**Dataset rows:**
+--
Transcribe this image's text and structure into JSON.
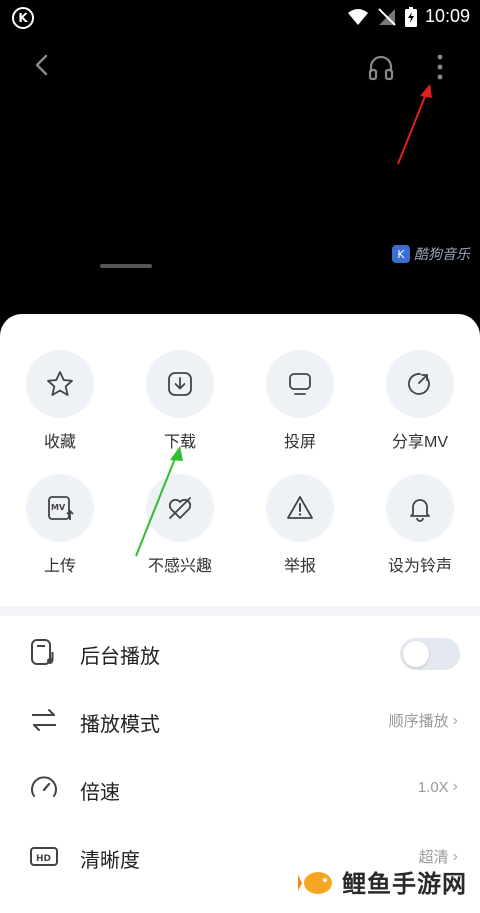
{
  "status_bar": {
    "time": "10:09",
    "app_badge": "K"
  },
  "video": {
    "watermark_text": "酷狗音乐",
    "watermark_icon_letter": "K"
  },
  "actions_row1": [
    {
      "label": "收藏",
      "icon": "star-icon"
    },
    {
      "label": "下载",
      "icon": "download-icon"
    },
    {
      "label": "投屏",
      "icon": "cast-screen-icon"
    },
    {
      "label": "分享MV",
      "icon": "share-icon"
    }
  ],
  "actions_row2": [
    {
      "label": "上传",
      "icon": "upload-mv-icon"
    },
    {
      "label": "不感兴趣",
      "icon": "not-interested-icon"
    },
    {
      "label": "举报",
      "icon": "report-warning-icon"
    },
    {
      "label": "设为铃声",
      "icon": "bell-icon"
    }
  ],
  "settings": [
    {
      "label": "后台播放",
      "icon": "background-play-icon",
      "type": "toggle",
      "enabled": false
    },
    {
      "label": "播放模式",
      "icon": "play-mode-icon",
      "value": "顺序播放"
    },
    {
      "label": "倍速",
      "icon": "speed-gauge-icon",
      "value": "1.0X"
    },
    {
      "label": "清晰度",
      "icon": "hd-icon",
      "value": "超清"
    }
  ],
  "site_watermark": "鲤鱼手游网",
  "colors": {
    "sheet_bg": "#ffffff",
    "icon_circle": "#eef1f6",
    "annotation_red": "#e02020",
    "annotation_green": "#2fbf2f"
  }
}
+--
**Task details:**
The records above are to be reproduced exactly; the pictures are to be left out.

**The response:**
Transcribe this image's text and structure into JSON.
{
  "status_bar": {
    "time": "10:09",
    "app_badge": "K"
  },
  "video": {
    "watermark_text": "酷狗音乐",
    "watermark_icon_letter": "K"
  },
  "actions_row1": [
    {
      "label": "收藏",
      "icon": "star-icon"
    },
    {
      "label": "下载",
      "icon": "download-icon"
    },
    {
      "label": "投屏",
      "icon": "cast-screen-icon"
    },
    {
      "label": "分享MV",
      "icon": "share-icon"
    }
  ],
  "actions_row2": [
    {
      "label": "上传",
      "icon": "upload-mv-icon"
    },
    {
      "label": "不感兴趣",
      "icon": "not-interested-icon"
    },
    {
      "label": "举报",
      "icon": "report-warning-icon"
    },
    {
      "label": "设为铃声",
      "icon": "bell-icon"
    }
  ],
  "settings": [
    {
      "label": "后台播放",
      "icon": "background-play-icon",
      "type": "toggle",
      "enabled": false
    },
    {
      "label": "播放模式",
      "icon": "play-mode-icon",
      "value": "顺序播放"
    },
    {
      "label": "倍速",
      "icon": "speed-gauge-icon",
      "value": "1.0X"
    },
    {
      "label": "清晰度",
      "icon": "hd-icon",
      "value": "超清"
    }
  ],
  "site_watermark": "鲤鱼手游网",
  "colors": {
    "sheet_bg": "#ffffff",
    "icon_circle": "#eef1f6",
    "annotation_red": "#e02020",
    "annotation_green": "#2fbf2f"
  }
}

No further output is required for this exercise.